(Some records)
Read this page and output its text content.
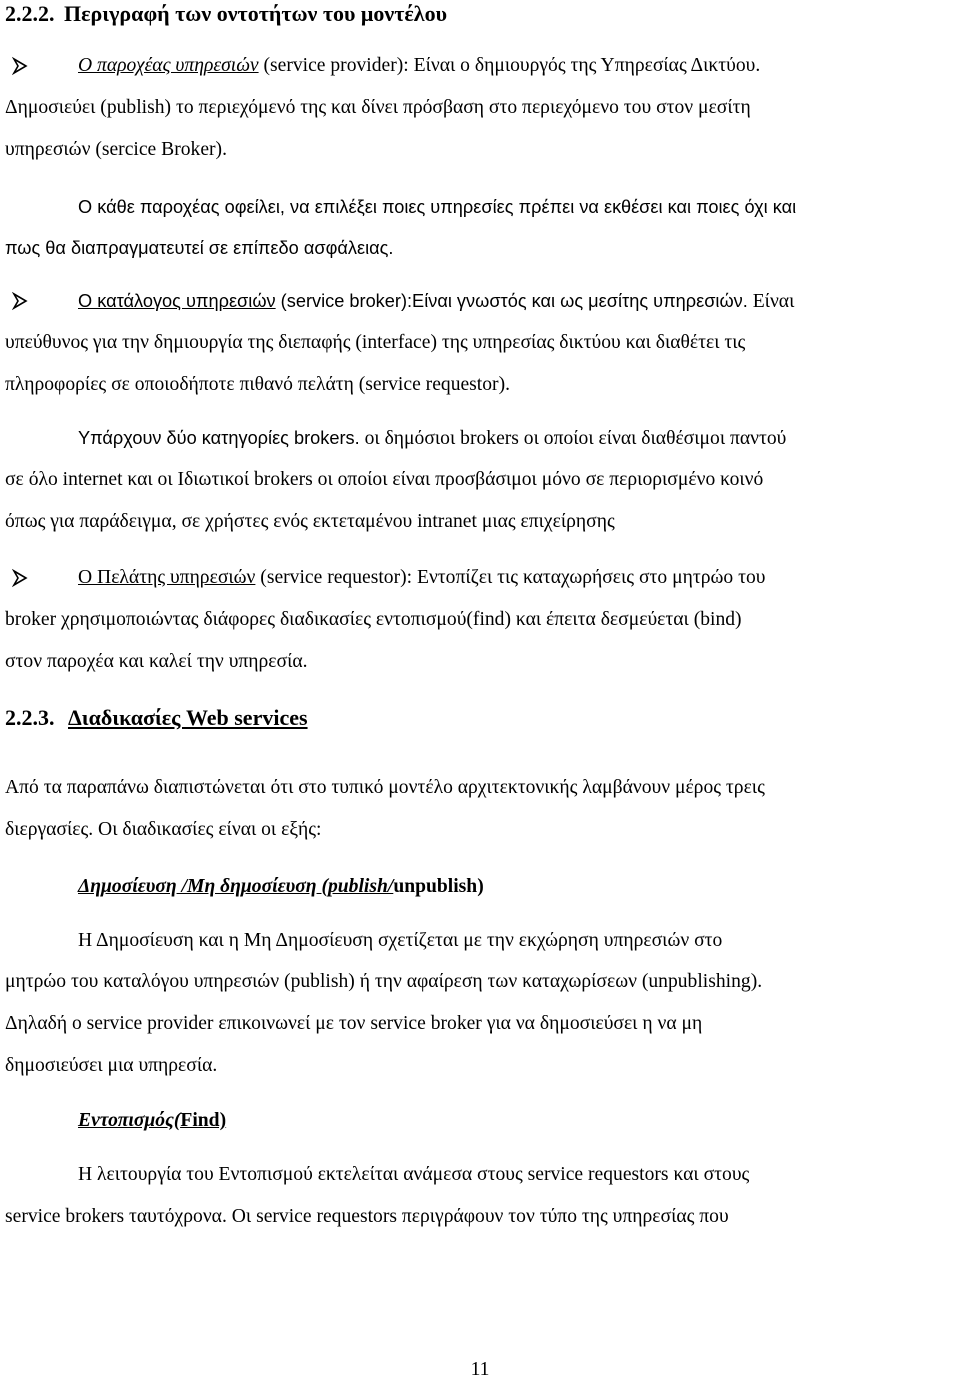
2.2.2. Περιγραφή των οντοτήτων του μοντέλου
Ο παροχέας υπηρεσιών (service provider): Είναι ο δημιουργός της Υπηρεσίας Δικτύου.
Δημοσιεύει (publish) το περιεχόμενό της και δίνει πρόσβαση στο περιεχόμενο του στον μεσίτη
υπηρεσιών (sercice Broker).
Ο κάθε παροχέας οφείλει, να επιλέξει ποιες υπηρεσίες πρέπει να εκθέσει και ποιες όχι και
πως θα διαπραγματευτεί σε επίπεδο ασφάλειας.
Ο κατάλογος υπηρεσιών (service broker):Είναι γνωστός και ως μεσίτης υπηρεσιών. Είναι
υπεύθυνος για την δημιουργία της διεπαφής (interface) της υπηρεσίας δικτύου και διαθέτει τις
πληροφορίες σε οποιοδήποτε πιθανό πελάτη (service requestor).
Υπάρχουν δύο κατηγορίες brokers. οι δημόσιοι brokers οι οποίοι είναι διαθέσιμοι παντού
σε όλο internet και οι Ιδιωτικοί brokers οι οποίοι είναι προσβάσιμοι μόνο σε περιορισμένο κοινό
όπως για παράδειγμα, σε χρήστες ενός εκτεταμένου intranet μιας επιχείρησης
Ο Πελάτης υπηρεσιών (service requestor): Εντοπίζει τις καταχωρήσεις στο μητρώο του
broker χρησιμοποιώντας διάφορες διαδικασίες εντοπισμού(find) και έπειτα δεσμεύεται (bind)
στον παροχέα και καλεί την υπηρεσία.
2.2.3. Διαδικασίες Web services
Από τα παραπάνω διαπιστώνεται ότι στο τυπικό μοντέλο αρχιτεκτονικής λαμβάνουν μέρος τρεις
διεργασίες. Οι διαδικασίες είναι οι εξής:
Δημοσίευση /Μη δημοσίευση (publish/unpublish)
Η Δημοσίευση και η Μη Δημοσίευση σχετίζεται με την εκχώρηση υπηρεσιών στο
μητρώο του καταλόγου υπηρεσιών (publish) ή την αφαίρεση των καταχωρίσεων (unpublishing).
Δηλαδή ο service provider επικοινωνεί με τον service broker για να δημοσιεύσει η να μη
δημοσιεύσει μια υπηρεσία.
Εντοπισμός(Find)
Η λειτουργία του Εντοπισμού εκτελείται ανάμεσα στους service requestors και στους
service brokers ταυτόχρονα. Οι service requestors περιγράφουν τον τύπο της υπηρεσίας που
11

→ Exercise instructions: Each line that holds the word "υπηρεσιών" should be extracted from the records.

→ Response for this exercise:
Ο παροχέας υπηρεσιών (service provider): Είναι ο δημιουργός της Υπηρεσίας Δικτύου.
υπηρεσιών (sercice Broker).
Ο κατάλογος υπηρεσιών (service broker):Είναι γνωστός και ως μεσίτης υπηρεσιών. Είναι
Ο Πελάτης υπηρεσιών (service requestor): Εντοπίζει τις καταχωρήσεις στο μητρώο του
Η Δημοσίευση και η Μη Δημοσίευση σχετίζεται με την εκχώρηση υπηρεσιών στο
μητρώο του καταλόγου υπηρεσιών (publish) ή την αφαίρεση των καταχωρίσεων (unpublishing).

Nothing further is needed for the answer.